**EXERCISE INSTRUCTIONS**
Collect all the lines that mention the word "ויקרא".

**SUPPLIED MATERIAL**
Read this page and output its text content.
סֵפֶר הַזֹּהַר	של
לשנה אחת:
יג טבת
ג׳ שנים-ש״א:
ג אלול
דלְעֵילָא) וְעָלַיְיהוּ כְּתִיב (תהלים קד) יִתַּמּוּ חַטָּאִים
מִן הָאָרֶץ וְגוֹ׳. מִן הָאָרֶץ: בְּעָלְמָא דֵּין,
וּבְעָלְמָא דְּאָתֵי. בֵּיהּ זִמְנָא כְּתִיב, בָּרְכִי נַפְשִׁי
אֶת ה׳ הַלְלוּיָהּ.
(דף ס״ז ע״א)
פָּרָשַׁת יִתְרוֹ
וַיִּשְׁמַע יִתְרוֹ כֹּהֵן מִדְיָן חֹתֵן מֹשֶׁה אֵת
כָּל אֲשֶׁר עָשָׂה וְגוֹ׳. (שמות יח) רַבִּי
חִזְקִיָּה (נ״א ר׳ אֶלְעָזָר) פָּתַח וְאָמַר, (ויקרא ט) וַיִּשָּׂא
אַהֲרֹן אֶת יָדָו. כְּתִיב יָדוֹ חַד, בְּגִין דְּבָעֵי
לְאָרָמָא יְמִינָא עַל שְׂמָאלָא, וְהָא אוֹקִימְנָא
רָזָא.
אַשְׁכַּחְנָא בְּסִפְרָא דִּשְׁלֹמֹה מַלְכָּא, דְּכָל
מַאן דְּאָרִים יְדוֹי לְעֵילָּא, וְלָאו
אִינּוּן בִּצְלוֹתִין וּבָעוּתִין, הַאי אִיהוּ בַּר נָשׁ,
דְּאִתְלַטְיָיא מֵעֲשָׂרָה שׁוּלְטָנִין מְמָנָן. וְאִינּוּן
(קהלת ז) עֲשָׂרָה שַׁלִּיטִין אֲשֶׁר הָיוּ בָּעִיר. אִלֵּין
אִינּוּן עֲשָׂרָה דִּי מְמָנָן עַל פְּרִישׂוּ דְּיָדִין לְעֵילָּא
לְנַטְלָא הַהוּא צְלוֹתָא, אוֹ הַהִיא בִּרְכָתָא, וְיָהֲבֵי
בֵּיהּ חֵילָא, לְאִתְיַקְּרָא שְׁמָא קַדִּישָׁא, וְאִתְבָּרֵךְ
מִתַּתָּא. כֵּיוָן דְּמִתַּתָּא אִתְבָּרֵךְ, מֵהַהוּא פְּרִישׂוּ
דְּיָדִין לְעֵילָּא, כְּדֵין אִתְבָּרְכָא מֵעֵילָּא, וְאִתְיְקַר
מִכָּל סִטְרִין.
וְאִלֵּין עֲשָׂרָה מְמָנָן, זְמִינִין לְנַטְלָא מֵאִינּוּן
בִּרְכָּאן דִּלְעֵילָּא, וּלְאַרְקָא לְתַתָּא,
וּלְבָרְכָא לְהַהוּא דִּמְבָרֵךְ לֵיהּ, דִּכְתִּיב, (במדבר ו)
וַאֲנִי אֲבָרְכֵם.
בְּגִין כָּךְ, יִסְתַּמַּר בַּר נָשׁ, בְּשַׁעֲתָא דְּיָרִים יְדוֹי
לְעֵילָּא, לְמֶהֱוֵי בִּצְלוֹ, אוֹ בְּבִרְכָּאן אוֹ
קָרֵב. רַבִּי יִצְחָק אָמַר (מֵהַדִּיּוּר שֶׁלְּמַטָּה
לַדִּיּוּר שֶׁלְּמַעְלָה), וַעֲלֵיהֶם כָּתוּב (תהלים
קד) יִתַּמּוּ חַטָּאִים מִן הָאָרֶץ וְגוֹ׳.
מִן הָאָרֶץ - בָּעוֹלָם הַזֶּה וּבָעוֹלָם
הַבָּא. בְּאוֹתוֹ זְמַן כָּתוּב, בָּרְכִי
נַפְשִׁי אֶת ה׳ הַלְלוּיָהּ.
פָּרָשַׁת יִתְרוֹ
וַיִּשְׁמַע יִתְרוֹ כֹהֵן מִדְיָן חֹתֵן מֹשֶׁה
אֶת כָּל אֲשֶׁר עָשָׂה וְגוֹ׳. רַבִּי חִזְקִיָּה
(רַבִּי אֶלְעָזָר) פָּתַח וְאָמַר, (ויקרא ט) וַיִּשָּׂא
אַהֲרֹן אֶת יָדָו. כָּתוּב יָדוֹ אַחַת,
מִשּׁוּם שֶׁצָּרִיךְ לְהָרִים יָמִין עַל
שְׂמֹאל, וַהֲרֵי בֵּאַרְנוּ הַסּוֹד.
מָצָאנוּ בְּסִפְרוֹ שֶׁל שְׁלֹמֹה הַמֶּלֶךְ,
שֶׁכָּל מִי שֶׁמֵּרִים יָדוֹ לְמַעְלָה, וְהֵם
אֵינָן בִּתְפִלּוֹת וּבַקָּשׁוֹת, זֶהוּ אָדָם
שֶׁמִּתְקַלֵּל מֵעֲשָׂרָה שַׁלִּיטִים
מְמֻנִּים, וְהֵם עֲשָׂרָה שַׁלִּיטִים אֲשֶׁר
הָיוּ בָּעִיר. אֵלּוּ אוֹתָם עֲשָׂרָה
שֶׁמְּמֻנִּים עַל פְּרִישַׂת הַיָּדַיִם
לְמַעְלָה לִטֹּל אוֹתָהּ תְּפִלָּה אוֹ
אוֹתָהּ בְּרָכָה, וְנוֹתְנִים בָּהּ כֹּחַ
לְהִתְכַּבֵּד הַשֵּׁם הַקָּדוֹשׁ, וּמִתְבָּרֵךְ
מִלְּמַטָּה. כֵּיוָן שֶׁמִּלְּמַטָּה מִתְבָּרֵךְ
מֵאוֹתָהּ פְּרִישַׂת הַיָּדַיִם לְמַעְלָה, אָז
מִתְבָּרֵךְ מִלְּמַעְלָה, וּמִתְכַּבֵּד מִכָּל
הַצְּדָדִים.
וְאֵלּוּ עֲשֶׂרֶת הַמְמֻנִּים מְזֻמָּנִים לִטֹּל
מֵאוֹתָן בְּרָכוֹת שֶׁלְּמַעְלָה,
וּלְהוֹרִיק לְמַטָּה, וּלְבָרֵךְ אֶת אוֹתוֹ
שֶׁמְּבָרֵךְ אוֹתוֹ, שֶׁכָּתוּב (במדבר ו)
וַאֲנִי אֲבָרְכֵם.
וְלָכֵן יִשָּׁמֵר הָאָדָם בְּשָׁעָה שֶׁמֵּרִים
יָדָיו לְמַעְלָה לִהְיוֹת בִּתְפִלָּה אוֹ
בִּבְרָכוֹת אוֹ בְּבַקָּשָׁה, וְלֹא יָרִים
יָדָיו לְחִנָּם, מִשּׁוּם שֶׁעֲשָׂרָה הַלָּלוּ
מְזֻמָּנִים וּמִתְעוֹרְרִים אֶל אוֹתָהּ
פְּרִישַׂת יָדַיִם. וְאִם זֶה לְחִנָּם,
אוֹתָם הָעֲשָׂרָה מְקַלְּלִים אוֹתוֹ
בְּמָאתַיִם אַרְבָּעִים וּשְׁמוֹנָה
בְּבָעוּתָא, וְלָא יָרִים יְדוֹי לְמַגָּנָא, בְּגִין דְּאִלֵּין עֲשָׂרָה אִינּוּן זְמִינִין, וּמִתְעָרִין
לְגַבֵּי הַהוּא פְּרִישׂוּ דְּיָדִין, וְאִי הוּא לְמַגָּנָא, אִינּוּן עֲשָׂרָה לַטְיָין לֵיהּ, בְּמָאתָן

**TASK RESULT**
חִזְקִיָּה (נ״א ר׳ אֶלְעָזָר) פָּתַח וְאָמַר, (ויקרא ט) וַיִּשָּׂא
(רַבִּי אֶלְעָזָר) פָּתַח וְאָמַר, (ויקרא ט) וַיִּשָּׂא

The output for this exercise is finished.